Exercise details »
Give the number of lines that include the string "методов", nothing more.

# start of Material for this task

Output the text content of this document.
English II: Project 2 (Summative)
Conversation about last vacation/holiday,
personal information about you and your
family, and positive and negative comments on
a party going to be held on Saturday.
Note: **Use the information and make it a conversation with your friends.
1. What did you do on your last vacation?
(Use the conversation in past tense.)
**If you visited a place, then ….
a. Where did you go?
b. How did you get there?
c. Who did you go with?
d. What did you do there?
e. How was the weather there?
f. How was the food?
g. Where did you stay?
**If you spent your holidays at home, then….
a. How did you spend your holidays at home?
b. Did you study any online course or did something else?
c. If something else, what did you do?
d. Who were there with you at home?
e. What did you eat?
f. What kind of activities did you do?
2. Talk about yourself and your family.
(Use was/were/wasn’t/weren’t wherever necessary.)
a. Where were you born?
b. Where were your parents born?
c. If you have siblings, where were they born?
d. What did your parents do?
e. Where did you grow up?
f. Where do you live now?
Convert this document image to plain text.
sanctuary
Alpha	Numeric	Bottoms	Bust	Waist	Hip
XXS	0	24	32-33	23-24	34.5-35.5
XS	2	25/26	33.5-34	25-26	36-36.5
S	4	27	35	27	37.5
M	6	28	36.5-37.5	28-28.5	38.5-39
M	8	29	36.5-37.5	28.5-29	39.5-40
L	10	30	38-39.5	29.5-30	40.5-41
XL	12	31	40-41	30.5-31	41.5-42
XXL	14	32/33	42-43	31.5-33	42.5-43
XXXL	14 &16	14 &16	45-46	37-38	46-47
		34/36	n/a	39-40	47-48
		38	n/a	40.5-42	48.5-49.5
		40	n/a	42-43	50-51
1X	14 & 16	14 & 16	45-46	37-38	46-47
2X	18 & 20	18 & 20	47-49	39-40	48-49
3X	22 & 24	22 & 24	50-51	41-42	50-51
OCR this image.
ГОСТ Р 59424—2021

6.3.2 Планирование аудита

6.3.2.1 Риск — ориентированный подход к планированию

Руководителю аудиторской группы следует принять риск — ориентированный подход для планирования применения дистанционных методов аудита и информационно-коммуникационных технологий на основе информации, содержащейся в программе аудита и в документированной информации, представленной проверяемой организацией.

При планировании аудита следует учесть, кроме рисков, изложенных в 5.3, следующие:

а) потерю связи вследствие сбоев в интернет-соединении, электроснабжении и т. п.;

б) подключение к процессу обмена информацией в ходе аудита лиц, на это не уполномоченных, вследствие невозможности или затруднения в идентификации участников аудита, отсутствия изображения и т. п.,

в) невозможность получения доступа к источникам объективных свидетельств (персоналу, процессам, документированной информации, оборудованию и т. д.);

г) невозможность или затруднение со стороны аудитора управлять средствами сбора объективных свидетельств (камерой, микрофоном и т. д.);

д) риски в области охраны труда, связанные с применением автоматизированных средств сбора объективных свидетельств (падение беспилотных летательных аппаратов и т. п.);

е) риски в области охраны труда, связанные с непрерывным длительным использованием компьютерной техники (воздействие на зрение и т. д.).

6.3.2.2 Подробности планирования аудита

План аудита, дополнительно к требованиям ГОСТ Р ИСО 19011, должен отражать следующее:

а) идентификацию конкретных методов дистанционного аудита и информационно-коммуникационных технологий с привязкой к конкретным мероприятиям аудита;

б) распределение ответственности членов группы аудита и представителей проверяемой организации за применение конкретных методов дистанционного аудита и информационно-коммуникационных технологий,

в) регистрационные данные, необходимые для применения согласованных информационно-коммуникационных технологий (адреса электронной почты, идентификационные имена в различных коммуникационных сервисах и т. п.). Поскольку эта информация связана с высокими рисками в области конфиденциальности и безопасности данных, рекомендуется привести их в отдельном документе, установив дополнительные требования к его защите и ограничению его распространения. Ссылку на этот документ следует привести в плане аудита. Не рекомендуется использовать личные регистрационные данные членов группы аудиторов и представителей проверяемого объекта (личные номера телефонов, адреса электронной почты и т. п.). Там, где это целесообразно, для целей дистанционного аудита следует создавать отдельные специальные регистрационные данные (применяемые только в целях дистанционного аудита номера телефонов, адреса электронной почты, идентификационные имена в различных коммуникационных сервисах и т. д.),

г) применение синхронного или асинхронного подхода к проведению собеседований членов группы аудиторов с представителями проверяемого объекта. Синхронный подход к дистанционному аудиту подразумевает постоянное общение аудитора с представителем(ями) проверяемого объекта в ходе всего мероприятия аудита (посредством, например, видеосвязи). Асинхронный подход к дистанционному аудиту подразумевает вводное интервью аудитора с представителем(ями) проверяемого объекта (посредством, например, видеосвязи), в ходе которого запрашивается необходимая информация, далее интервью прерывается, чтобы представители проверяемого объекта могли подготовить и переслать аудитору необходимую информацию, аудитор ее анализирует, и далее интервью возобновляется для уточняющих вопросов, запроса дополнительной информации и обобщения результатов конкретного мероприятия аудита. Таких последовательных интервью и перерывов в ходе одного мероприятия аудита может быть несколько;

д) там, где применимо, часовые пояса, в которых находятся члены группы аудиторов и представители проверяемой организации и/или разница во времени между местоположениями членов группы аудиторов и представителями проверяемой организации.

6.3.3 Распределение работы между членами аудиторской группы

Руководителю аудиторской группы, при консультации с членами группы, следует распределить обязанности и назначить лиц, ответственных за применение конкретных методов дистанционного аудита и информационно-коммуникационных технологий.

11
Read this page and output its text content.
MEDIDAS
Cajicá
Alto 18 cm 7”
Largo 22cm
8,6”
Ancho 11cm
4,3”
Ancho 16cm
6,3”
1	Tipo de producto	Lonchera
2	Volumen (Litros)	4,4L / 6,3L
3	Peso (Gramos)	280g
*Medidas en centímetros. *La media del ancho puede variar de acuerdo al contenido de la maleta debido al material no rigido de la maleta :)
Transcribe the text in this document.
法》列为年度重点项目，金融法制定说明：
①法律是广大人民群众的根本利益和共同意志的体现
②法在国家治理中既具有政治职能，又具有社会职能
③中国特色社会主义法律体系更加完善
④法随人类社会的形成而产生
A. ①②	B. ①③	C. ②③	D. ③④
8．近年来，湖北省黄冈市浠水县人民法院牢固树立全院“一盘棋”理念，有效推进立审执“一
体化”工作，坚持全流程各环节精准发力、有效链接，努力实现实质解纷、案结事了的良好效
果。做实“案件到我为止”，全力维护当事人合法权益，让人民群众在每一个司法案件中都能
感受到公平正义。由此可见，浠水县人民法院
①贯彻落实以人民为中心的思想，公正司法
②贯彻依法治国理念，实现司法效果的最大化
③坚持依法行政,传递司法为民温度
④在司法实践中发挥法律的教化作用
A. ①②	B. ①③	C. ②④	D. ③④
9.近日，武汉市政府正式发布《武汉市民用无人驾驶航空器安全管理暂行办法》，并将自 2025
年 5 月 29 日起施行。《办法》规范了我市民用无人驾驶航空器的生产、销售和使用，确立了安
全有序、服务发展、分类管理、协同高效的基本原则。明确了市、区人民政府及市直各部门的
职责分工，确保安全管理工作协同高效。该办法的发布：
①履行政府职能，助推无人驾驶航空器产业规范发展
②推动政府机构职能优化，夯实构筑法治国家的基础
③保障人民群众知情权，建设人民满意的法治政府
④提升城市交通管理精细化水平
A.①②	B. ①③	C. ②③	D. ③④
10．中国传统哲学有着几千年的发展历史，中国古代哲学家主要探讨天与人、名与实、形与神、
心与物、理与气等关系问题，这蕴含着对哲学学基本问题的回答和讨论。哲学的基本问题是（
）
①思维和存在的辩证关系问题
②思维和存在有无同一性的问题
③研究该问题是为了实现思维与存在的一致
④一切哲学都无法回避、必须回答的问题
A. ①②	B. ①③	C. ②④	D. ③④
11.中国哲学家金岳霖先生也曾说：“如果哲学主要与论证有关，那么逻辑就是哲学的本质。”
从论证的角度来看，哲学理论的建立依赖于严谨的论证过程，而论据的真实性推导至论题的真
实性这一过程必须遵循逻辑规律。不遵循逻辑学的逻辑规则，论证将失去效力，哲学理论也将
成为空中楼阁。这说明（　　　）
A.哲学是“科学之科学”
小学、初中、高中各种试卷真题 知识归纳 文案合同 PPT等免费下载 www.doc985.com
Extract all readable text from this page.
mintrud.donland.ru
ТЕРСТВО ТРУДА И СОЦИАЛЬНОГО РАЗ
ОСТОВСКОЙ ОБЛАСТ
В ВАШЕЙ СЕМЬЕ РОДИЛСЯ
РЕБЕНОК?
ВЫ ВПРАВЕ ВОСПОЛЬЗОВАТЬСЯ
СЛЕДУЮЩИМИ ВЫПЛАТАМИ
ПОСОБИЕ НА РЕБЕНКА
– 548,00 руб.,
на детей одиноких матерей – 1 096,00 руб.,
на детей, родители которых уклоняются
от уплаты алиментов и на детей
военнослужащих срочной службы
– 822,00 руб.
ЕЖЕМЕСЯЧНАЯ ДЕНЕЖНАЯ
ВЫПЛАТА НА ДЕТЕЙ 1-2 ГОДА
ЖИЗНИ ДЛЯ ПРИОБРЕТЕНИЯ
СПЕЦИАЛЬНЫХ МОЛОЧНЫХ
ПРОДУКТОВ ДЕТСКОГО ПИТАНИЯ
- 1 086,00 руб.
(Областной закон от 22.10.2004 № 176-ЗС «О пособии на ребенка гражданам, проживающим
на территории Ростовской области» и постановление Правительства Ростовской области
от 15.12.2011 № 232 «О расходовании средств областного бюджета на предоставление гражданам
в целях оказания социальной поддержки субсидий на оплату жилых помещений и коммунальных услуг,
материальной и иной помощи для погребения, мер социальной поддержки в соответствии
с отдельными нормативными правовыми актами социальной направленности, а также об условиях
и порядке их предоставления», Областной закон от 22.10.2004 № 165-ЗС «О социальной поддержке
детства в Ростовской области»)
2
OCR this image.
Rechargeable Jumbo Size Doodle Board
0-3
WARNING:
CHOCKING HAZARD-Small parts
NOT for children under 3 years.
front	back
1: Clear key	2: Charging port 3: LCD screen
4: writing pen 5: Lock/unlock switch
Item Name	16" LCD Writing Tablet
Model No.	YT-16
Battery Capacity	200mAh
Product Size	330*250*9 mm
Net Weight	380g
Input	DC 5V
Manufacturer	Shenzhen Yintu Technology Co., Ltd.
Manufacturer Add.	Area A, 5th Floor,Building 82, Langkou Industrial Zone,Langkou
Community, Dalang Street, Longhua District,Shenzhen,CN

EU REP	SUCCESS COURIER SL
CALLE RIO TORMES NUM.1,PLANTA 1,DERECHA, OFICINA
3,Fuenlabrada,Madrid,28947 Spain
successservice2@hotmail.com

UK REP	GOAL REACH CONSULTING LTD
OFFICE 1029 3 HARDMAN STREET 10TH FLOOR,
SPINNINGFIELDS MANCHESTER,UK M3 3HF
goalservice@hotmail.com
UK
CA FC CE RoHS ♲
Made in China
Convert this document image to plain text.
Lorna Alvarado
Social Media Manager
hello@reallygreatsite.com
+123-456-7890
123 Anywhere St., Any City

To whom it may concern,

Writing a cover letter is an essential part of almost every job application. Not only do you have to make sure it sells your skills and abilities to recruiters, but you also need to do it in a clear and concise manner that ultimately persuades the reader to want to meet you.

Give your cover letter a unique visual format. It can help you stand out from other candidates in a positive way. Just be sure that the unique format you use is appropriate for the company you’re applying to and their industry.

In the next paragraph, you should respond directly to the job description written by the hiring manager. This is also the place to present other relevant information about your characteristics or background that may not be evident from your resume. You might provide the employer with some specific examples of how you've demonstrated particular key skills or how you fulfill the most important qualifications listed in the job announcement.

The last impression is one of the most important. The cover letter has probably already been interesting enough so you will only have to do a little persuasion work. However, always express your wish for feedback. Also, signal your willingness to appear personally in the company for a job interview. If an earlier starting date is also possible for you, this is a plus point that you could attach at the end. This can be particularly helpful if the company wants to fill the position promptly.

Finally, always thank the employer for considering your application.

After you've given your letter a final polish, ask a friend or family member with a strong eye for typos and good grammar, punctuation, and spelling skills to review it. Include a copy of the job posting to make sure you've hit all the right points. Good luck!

# end of Material for this task

Exercise output »
4